**Task:**
Answer with one number: how many lines hold the string "label".
— Start —
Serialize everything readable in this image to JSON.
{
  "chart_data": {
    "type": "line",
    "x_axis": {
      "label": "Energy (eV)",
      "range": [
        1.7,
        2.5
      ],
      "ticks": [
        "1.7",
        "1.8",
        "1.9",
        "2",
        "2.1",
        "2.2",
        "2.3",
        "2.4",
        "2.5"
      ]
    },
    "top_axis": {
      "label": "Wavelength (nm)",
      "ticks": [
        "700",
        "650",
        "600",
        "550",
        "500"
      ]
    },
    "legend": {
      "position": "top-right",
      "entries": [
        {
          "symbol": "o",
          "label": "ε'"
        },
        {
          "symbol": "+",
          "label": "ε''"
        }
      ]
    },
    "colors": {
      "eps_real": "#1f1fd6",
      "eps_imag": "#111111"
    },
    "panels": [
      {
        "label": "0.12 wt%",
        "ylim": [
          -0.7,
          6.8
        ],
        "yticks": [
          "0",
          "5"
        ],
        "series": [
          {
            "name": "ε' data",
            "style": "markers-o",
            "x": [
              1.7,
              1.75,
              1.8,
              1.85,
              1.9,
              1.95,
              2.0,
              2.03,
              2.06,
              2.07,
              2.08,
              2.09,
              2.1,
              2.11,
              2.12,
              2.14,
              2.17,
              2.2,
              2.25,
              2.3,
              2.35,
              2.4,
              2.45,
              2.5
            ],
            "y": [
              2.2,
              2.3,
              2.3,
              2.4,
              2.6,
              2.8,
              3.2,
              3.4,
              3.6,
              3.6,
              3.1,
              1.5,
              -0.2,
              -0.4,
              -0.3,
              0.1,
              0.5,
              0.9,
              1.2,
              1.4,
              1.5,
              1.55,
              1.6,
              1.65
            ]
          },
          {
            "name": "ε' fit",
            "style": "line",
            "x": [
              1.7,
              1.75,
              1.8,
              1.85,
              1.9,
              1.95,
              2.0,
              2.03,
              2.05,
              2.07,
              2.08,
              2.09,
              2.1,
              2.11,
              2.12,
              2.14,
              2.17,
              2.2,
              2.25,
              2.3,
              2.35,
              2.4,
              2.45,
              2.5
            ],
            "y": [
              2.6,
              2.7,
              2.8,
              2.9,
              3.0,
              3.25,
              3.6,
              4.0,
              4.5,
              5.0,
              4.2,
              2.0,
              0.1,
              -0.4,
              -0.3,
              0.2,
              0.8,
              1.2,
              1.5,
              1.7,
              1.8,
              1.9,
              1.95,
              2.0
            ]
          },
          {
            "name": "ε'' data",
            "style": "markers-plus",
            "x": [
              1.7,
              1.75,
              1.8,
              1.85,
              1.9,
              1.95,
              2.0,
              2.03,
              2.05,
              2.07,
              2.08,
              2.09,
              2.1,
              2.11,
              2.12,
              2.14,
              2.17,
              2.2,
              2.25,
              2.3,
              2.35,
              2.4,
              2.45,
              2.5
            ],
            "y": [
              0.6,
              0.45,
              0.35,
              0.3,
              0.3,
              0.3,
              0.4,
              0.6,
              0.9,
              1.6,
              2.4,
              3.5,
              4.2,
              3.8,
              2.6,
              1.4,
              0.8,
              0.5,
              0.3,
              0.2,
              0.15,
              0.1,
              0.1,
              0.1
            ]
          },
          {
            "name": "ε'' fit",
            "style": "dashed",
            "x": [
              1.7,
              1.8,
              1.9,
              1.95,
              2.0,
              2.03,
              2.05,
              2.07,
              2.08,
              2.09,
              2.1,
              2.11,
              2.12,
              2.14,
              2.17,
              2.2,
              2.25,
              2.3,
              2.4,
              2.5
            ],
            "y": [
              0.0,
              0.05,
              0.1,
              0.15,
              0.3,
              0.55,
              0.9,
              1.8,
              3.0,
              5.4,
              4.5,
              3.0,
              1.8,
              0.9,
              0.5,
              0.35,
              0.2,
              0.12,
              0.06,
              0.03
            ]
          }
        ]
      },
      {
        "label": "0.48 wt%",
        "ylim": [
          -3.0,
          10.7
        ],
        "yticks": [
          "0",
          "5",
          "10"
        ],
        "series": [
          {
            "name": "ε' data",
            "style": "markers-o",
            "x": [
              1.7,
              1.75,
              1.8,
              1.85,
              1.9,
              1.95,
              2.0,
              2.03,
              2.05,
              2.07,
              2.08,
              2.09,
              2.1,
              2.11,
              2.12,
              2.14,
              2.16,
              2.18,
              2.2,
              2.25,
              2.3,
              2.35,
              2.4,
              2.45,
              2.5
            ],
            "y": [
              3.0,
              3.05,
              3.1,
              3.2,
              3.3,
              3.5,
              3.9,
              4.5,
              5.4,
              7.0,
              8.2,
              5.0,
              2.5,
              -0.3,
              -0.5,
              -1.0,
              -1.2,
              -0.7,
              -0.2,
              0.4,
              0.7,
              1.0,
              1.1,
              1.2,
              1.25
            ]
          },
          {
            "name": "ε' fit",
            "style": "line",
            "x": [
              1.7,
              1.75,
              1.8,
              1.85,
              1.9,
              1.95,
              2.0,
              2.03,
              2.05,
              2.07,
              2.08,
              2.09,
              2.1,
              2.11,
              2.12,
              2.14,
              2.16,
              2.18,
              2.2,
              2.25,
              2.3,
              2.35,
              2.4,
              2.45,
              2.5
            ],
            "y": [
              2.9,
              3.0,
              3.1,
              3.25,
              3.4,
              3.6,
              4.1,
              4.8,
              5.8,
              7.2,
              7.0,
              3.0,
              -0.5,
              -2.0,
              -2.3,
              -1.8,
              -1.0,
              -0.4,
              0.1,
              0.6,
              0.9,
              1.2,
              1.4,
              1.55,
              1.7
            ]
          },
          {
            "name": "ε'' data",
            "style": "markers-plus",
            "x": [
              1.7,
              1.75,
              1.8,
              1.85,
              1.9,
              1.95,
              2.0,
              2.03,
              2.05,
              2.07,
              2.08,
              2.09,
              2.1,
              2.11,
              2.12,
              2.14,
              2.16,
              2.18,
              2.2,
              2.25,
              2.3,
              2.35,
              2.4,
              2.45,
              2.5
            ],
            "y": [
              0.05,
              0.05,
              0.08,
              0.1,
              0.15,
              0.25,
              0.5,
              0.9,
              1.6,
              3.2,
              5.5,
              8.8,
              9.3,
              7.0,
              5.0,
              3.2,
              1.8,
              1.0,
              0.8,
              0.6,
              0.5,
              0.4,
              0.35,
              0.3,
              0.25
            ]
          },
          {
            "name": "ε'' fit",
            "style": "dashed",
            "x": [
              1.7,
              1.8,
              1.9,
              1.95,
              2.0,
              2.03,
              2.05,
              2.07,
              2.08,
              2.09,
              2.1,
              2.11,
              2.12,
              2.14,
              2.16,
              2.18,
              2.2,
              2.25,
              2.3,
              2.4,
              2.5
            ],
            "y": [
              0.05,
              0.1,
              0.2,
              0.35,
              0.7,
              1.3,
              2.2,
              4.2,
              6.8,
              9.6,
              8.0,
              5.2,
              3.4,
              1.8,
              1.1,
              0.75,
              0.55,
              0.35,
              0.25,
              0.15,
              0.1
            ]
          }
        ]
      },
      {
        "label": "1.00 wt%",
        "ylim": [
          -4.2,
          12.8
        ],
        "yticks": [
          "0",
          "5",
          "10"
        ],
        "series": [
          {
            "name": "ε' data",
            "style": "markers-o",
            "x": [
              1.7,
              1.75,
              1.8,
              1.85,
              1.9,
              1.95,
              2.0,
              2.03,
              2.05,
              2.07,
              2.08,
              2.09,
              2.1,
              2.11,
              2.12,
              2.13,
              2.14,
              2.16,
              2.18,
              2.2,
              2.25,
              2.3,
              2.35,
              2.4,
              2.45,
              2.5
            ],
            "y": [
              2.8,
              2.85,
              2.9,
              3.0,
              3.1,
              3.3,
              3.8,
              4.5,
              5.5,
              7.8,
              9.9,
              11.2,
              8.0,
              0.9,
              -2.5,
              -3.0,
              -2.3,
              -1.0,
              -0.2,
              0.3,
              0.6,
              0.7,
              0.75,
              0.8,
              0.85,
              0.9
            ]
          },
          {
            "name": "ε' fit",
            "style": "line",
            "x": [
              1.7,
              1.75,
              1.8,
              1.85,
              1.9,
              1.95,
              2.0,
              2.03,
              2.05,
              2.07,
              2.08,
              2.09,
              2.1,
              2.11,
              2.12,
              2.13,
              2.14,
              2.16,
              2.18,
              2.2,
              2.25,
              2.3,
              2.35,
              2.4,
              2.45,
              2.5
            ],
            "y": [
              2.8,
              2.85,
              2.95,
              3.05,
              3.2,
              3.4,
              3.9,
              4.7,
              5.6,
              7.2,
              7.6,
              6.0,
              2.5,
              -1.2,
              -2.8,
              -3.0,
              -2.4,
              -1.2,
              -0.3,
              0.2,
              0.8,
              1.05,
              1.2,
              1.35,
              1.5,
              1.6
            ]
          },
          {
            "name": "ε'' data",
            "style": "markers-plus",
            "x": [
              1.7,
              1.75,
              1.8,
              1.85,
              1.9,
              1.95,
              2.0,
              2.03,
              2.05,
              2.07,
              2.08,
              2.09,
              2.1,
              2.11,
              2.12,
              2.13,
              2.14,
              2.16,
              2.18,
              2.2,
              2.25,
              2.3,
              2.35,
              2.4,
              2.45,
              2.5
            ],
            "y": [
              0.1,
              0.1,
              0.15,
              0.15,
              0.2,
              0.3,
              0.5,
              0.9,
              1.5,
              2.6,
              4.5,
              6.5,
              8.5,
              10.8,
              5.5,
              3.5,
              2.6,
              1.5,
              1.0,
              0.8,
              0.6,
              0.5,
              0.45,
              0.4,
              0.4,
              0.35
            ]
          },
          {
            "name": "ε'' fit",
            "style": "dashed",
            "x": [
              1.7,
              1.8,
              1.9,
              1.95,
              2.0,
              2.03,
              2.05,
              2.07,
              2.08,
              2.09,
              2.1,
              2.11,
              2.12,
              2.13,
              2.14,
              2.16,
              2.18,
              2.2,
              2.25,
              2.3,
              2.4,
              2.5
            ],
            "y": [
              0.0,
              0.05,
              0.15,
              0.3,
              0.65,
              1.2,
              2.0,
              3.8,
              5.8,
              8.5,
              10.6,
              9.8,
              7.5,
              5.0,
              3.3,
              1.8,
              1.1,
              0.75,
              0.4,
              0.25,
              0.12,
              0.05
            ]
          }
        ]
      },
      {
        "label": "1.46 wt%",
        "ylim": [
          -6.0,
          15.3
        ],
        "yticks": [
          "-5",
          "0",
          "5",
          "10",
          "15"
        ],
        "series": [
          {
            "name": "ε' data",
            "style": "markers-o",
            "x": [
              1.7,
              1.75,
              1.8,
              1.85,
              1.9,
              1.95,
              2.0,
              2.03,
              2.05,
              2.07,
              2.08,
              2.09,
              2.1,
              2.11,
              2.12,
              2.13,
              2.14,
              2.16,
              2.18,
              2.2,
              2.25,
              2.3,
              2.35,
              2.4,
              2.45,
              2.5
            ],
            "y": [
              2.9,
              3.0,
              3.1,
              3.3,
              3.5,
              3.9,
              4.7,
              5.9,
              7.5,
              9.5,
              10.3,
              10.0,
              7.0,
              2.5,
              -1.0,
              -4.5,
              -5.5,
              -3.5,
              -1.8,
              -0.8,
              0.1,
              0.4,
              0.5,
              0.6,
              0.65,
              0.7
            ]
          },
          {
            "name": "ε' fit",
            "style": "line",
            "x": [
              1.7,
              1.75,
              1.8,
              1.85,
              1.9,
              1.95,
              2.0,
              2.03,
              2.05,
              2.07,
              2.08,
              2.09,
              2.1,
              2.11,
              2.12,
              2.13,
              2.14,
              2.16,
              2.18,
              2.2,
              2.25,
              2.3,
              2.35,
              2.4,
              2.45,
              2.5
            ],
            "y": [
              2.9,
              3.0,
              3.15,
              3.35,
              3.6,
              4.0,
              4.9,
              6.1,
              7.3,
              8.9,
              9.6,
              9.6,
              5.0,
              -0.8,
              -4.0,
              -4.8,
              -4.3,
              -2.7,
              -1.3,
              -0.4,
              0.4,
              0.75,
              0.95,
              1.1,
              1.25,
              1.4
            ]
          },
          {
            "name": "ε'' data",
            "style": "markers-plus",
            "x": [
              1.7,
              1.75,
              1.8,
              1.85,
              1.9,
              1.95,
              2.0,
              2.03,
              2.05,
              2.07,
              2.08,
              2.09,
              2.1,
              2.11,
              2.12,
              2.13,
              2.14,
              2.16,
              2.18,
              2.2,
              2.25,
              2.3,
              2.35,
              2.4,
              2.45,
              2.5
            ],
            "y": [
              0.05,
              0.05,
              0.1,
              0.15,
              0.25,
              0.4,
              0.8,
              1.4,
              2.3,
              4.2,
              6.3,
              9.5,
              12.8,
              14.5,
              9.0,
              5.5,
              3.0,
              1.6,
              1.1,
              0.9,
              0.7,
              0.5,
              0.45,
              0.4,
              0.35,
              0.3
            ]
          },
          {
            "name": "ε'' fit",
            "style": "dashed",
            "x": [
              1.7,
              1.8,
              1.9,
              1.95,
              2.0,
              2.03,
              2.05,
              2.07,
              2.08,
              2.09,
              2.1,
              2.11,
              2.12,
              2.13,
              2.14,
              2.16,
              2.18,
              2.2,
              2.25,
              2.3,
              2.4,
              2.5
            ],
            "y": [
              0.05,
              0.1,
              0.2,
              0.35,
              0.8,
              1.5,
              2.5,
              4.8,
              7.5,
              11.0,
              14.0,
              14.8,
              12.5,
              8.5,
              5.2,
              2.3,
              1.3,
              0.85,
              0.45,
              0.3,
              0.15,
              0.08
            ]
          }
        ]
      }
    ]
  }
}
— End —
**Task result:**
8